▸ **Task statement**
Where a line below holds the string "Комплексы", copy that line.

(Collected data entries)
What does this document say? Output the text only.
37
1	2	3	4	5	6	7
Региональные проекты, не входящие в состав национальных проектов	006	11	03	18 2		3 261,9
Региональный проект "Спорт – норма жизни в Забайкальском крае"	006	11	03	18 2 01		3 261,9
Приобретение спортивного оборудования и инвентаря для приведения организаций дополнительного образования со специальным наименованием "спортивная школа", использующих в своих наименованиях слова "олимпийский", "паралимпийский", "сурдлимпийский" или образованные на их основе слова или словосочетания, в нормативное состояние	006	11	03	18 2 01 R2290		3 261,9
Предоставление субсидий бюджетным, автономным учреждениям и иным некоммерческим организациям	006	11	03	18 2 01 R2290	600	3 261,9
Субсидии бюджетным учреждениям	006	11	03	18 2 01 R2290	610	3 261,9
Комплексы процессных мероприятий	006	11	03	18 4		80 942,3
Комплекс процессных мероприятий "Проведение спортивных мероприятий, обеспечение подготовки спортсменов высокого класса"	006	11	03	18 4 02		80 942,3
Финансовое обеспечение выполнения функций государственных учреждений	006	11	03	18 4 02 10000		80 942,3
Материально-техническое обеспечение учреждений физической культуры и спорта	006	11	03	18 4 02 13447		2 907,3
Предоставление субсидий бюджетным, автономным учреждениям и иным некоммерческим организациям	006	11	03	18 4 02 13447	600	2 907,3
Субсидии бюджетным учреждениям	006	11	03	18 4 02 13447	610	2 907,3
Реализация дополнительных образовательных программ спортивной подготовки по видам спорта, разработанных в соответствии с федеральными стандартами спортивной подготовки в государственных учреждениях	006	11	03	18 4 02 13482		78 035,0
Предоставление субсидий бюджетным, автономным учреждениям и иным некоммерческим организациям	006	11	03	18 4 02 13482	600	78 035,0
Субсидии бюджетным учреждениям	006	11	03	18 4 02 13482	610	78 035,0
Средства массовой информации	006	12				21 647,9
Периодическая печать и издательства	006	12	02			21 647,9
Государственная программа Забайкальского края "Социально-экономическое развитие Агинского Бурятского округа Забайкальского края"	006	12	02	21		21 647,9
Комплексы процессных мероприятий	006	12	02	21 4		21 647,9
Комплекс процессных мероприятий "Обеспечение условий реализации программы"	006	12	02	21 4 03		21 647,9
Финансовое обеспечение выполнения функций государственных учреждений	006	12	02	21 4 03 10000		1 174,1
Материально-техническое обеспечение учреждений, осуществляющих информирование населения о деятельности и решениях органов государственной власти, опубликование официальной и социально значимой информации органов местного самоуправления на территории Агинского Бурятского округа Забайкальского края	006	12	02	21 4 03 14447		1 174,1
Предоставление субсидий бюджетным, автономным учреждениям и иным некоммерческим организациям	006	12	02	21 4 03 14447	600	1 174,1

▸ **Output for this task**
Комплексы процессных мероприятий	006	11	03	18 4		80 942,3
Комплексы процессных мероприятий	006	12	02	21 4		21 647,9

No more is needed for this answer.